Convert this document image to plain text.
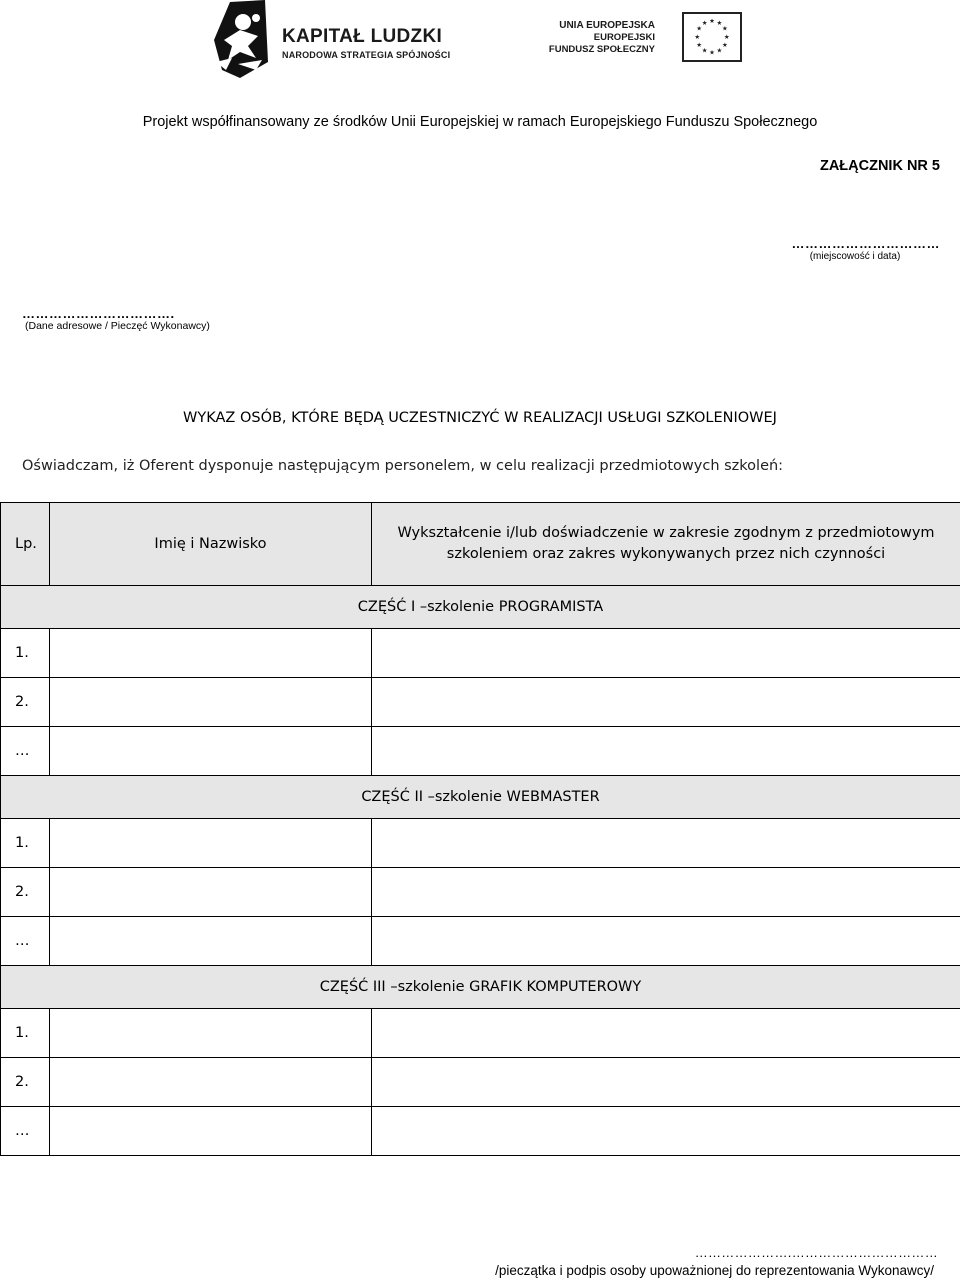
KAPITAŁ LUDZKI
NARODOWA STRATEGIA SPÓJNOŚCI
UNIA EUROPEJSKA
EUROPEJSKI
FUNDUSZ SPOŁECZNY
★ ★
★
★
★
★
★
★
★
★
★
★
Projekt współfinansowany ze środków Unii Europejskiej w ramach Europejskiego Funduszu Społecznego
ZAŁĄCZNIK NR 5
……………………………
(miejscowość i data)
…………………………….
(Dane adresowe / Pieczęć Wykonawcy)
WYKAZ OSÓB, KTÓRE BĘDĄ UCZESTNICZYĆ W REALIZACJI USŁUGI SZKOLENIOWEJ
Oświadczam, iż Oferent dysponuje następującym personelem, w celu realizacji przedmiotowych szkoleń:
Lp.	Imię i Nazwisko	Wykształcenie i/lub doświadczenie w zakresie zgodnym z przedmiotowym szkoleniem oraz zakres wykonywanych przez nich czynności
CZĘŚĆ I –szkolenie PROGRAMISTA		
1.		
2.		
…		
CZĘŚĆ II –szkolenie WEBMASTER		
1.		
2.		
…		
CZĘŚĆ III –szkolenie GRAFIK KOMPUTEROWY		
1.		
2.		
…		
………………….……………………………
/pieczątka i podpis osoby upoważnionej do reprezentowania Wykonawcy/
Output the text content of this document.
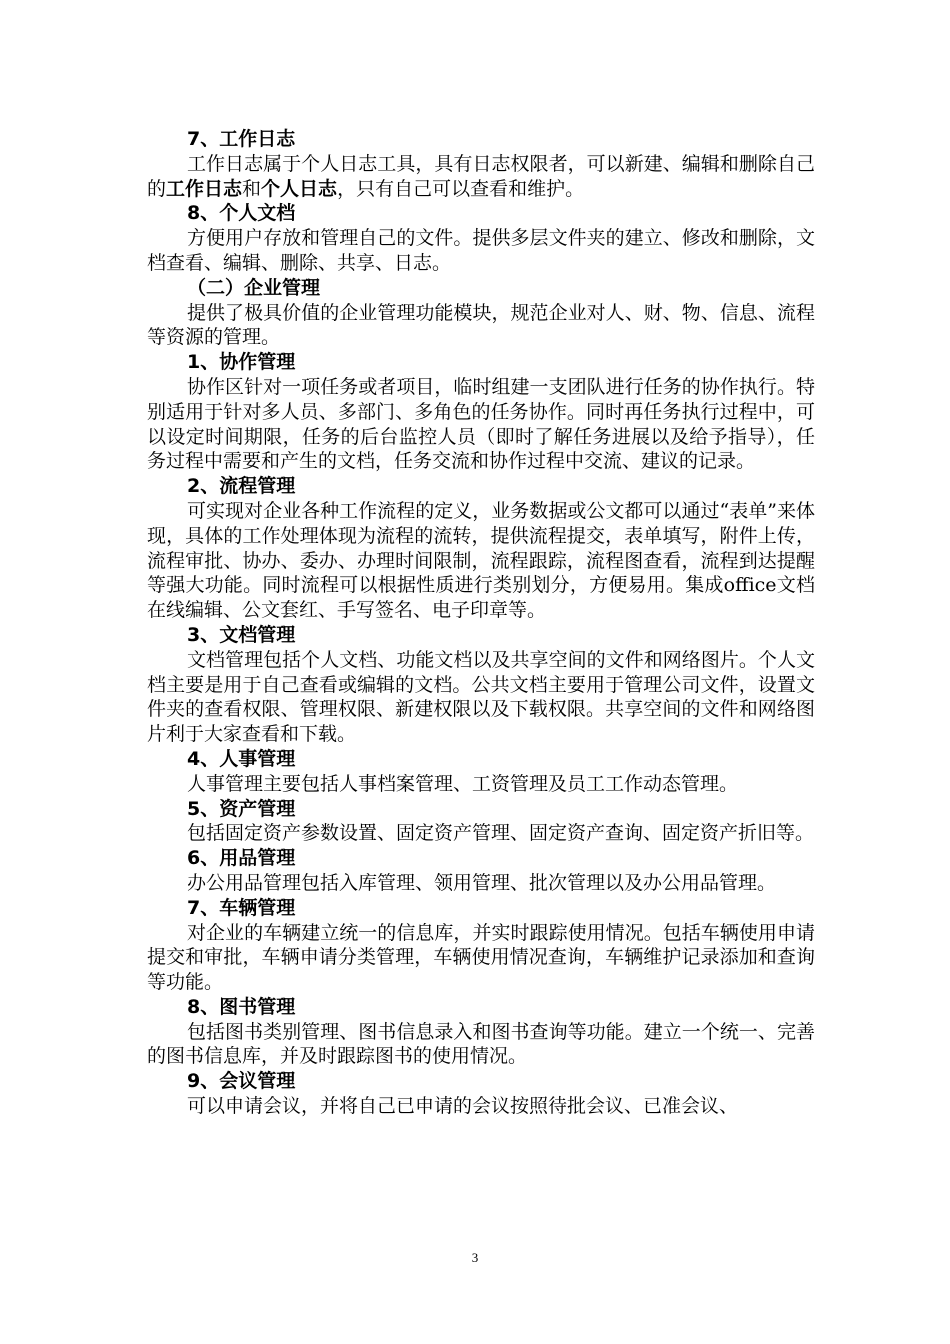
7、工作日志

工作日志属于个人日志工具，具有日志权限者，可以新建、编辑和删除自己的工作日志和个人日志，只有自己可以查看和维护。

8、个人文档

方便用户存放和管理自己的文件。提供多层文件夹的建立、修改和删除，文档查看、编辑、删除、共享、日志。

（二）企业管理

提供了极具价值的企业管理功能模块，规范企业对人、财、物、信息、流程等资源的管理。

1、协作管理

协作区针对一项任务或者项目，临时组建一支团队进行任务的协作执行。特别适用于针对多人员、多部门、多角色的任务协作。同时再任务执行过程中，可以设定时间期限，任务的后台监控人员（即时了解任务进展以及给予指导），任务过程中需要和产生的文档，任务交流和协作过程中交流、建议的记录。

2、流程管理

可实现对企业各种工作流程的定义，业务数据或公文都可以通过“表单”来体现，具体的工作处理体现为流程的流转，提供流程提交，表单填写，附件上传，流程审批、协办、委办、办理时间限制，流程跟踪，流程图查看，流程到达提醒等强大功能。同时流程可以根据性质进行类别划分，方便易用。集成office文档在线编辑、公文套红、手写签名、电子印章等。

3、文档管理

文档管理包括个人文档、功能文档以及共享空间的文件和网络图片。个人文档主要是用于自己查看或编辑的文档。公共文档主要用于管理公司文件，设置文件夹的查看权限、管理权限、新建权限以及下载权限。共享空间的文件和网络图片利于大家查看和下载。

4、人事管理

人事管理主要包括人事档案管理、工资管理及员工工作动态管理。

5、资产管理

包括固定资产参数设置、固定资产管理、固定资产查询、固定资产折旧等。

6、用品管理

办公用品管理包括入库管理、领用管理、批次管理以及办公用品管理。

7、车辆管理

对企业的车辆建立统一的信息库，并实时跟踪使用情况。包括车辆使用申请提交和审批，车辆申请分类管理，车辆使用情况查询，车辆维护记录添加和查询等功能。

8、图书管理

包括图书类别管理、图书信息录入和图书查询等功能。建立一个统一、完善的图书信息库，并及时跟踪图书的使用情况。

9、会议管理

可以申请会议，并将自己已申请的会议按照待批会议、已准会议、

3
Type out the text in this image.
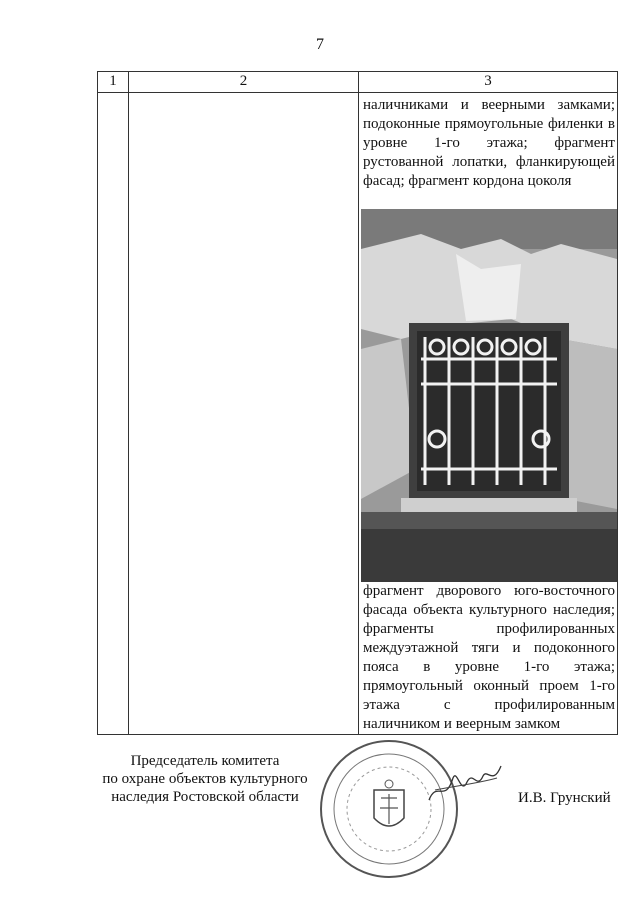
7
1	2	3

		наличниками и веерными замками; подоконные прямоугольные филенки в уровне 1-го этажа; фрагмент рустованной лопатки, фланкирующей фасад; фрагмент кордона цоколя
фрагмент дворового юго-восточного фасада объекта культурного наследия; фрагменты профилированных междуэтажной тяги и подоконного пояса в уровне 1-го этажа; прямоугольный оконный проем 1-го этажа с профилированным наличником и веерным замком
Председатель комитета
по охране объектов культурного
наследия Ростовской области	И.В. Грунский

------------------------------------------------

Leaving out every picture, copy exactly the lines from the one that contains "Type out the text in this image." through the end of the entries above.

* _TASK OUTPUT_:
Type out the text in this image.
7
1	2	3

		наличниками и веерными замками; подоконные прямоугольные филенки в уровне 1-го этажа; фрагмент рустованной лопатки, фланкирующей фасад; фрагмент кордона цоколя
фрагмент дворового юго-восточного фасада объекта культурного наследия; фрагменты профилированных междуэтажной тяги и подоконного пояса в уровне 1-го этажа; прямоугольный оконный проем 1-го этажа с профилированным наличником и веерным замком
Председатель комитета
по охране объектов культурного
наследия Ростовской области	И.В. Грунский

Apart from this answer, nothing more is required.